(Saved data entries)
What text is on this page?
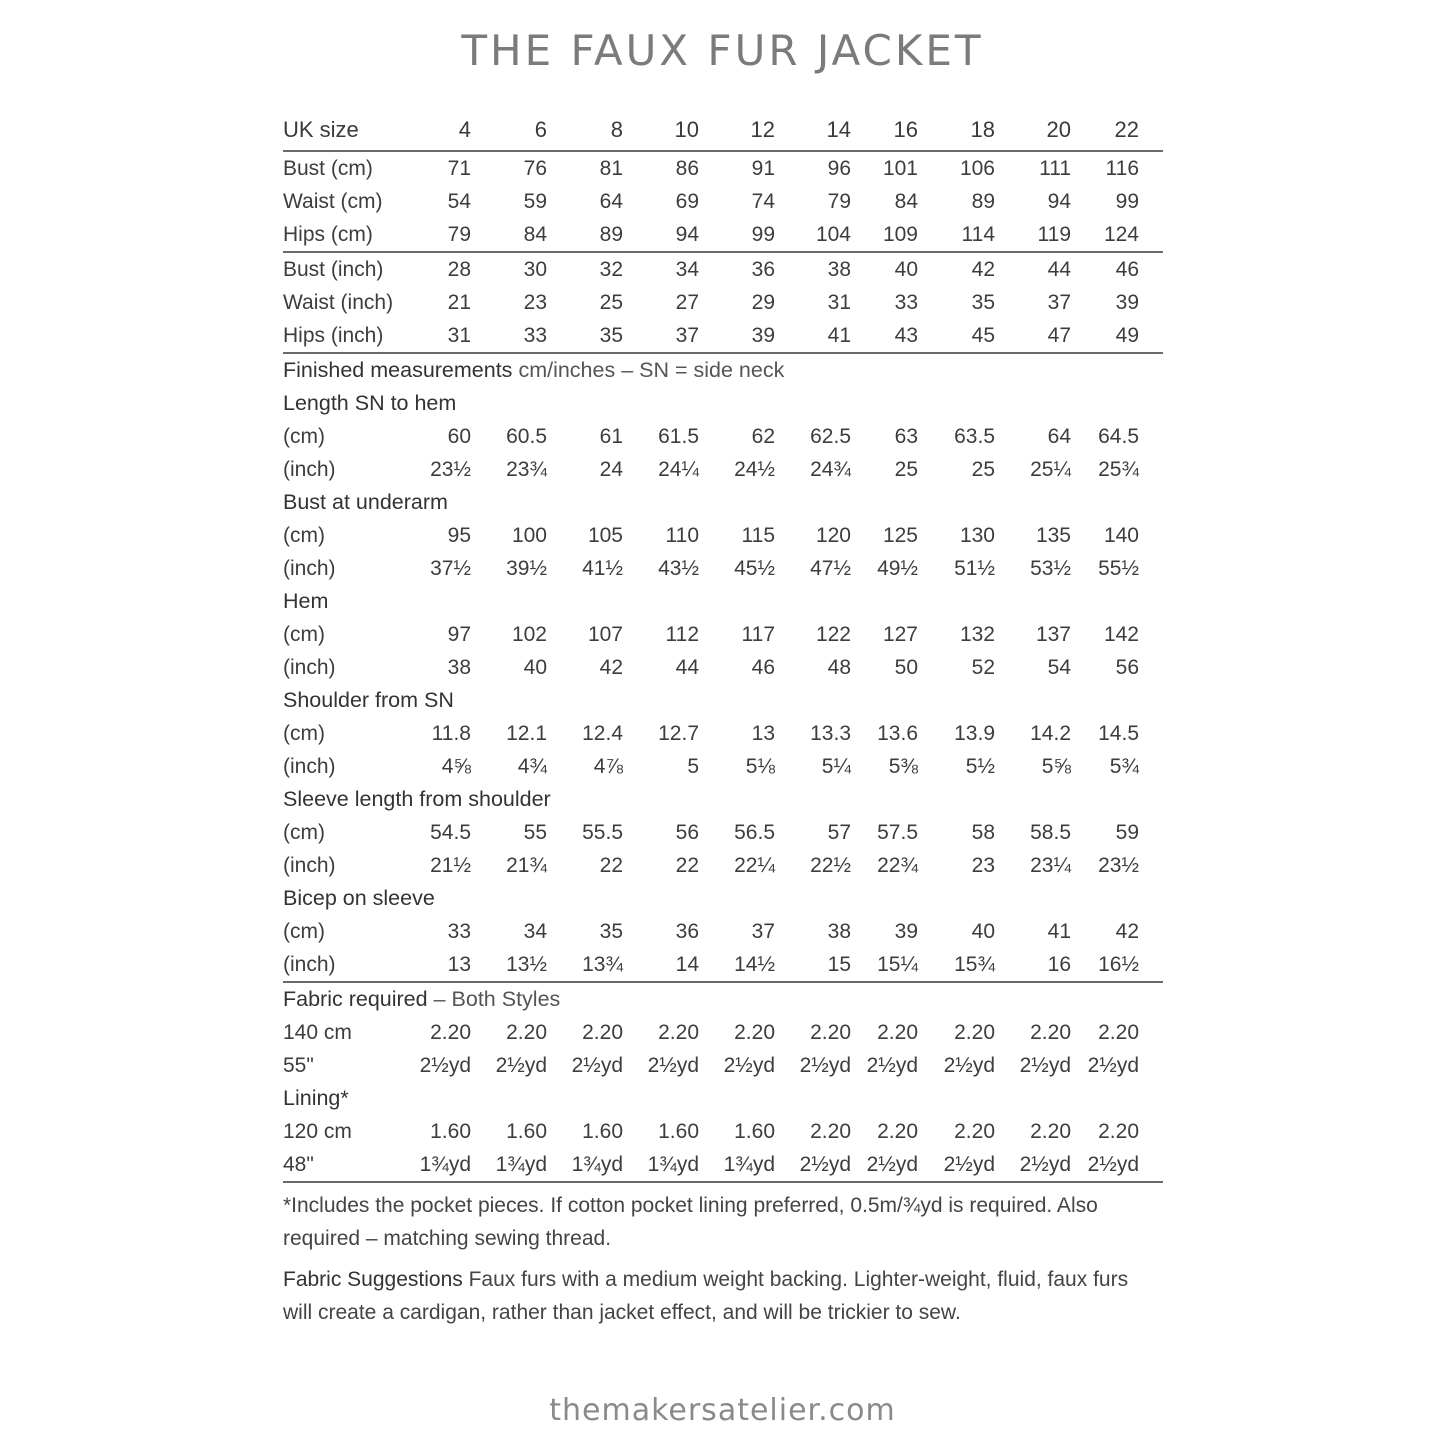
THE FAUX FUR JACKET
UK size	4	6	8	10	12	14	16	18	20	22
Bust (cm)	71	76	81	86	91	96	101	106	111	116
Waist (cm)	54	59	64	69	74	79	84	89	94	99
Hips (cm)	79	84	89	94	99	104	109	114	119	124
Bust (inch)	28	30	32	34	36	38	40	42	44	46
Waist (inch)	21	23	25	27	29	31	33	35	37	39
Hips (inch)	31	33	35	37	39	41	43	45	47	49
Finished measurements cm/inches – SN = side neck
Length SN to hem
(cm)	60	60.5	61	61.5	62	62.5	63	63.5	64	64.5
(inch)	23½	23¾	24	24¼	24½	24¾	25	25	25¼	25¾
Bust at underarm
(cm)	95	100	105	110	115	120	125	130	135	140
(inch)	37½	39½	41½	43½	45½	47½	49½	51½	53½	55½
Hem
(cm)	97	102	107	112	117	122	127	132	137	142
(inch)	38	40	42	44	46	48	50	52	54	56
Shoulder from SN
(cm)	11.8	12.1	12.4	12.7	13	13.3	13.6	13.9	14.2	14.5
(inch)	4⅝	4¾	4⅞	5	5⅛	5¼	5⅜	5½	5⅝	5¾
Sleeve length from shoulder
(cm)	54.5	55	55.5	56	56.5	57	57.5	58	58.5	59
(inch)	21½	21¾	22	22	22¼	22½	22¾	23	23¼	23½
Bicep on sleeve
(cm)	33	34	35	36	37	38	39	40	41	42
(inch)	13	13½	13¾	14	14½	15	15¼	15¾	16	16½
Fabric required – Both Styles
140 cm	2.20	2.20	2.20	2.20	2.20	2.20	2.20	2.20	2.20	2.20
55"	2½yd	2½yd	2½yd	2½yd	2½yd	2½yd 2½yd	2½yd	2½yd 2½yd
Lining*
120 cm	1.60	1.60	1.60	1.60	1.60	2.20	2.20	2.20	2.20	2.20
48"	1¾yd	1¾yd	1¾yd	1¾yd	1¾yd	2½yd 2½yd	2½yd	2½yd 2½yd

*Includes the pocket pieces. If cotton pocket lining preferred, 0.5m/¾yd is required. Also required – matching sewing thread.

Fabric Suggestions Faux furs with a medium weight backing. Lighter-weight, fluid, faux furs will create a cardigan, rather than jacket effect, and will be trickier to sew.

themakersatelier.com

- _WHAT TO PRODUCE_
Make a verbatim copy of all the entries and strip out the pictures.

- _COMPLETE OUTPUT_
What text is on this page?
THE FAUX FUR JACKET
UK size	4	6	8	10	12	14	16	18	20	22
Bust (cm)	71	76	81	86	91	96	101	106	111	116
Waist (cm)	54	59	64	69	74	79	84	89	94	99
Hips (cm)	79	84	89	94	99	104	109	114	119	124
Bust (inch)	28	30	32	34	36	38	40	42	44	46
Waist (inch)	21	23	25	27	29	31	33	35	37	39
Hips (inch)	31	33	35	37	39	41	43	45	47	49
Finished measurements cm/inches – SN = side neck
Length SN to hem
(cm)	60	60.5	61	61.5	62	62.5	63	63.5	64	64.5
(inch)	23½	23¾	24	24¼	24½	24¾	25	25	25¼	25¾
Bust at underarm
(cm)	95	100	105	110	115	120	125	130	135	140
(inch)	37½	39½	41½	43½	45½	47½	49½	51½	53½	55½
Hem
(cm)	97	102	107	112	117	122	127	132	137	142
(inch)	38	40	42	44	46	48	50	52	54	56
Shoulder from SN
(cm)	11.8	12.1	12.4	12.7	13	13.3	13.6	13.9	14.2	14.5
(inch)	4⅝	4¾	4⅞	5	5⅛	5¼	5⅜	5½	5⅝	5¾
Sleeve length from shoulder
(cm)	54.5	55	55.5	56	56.5	57	57.5	58	58.5	59
(inch)	21½	21¾	22	22	22¼	22½	22¾	23	23¼	23½
Bicep on sleeve
(cm)	33	34	35	36	37	38	39	40	41	42
(inch)	13	13½	13¾	14	14½	15	15¼	15¾	16	16½
Fabric required – Both Styles
140 cm	2.20	2.20	2.20	2.20	2.20	2.20	2.20	2.20	2.20	2.20
55"	2½yd	2½yd	2½yd	2½yd	2½yd	2½yd 2½yd	2½yd	2½yd 2½yd
Lining*
120 cm	1.60	1.60	1.60	1.60	1.60	2.20	2.20	2.20	2.20	2.20
48"	1¾yd	1¾yd	1¾yd	1¾yd	1¾yd	2½yd 2½yd	2½yd	2½yd 2½yd

*Includes the pocket pieces. If cotton pocket lining preferred, 0.5m/¾yd is required. Also required – matching sewing thread.

Fabric Suggestions Faux furs with a medium weight backing. Lighter-weight, fluid, faux furs will create a cardigan, rather than jacket effect, and will be trickier to sew.

themakersatelier.com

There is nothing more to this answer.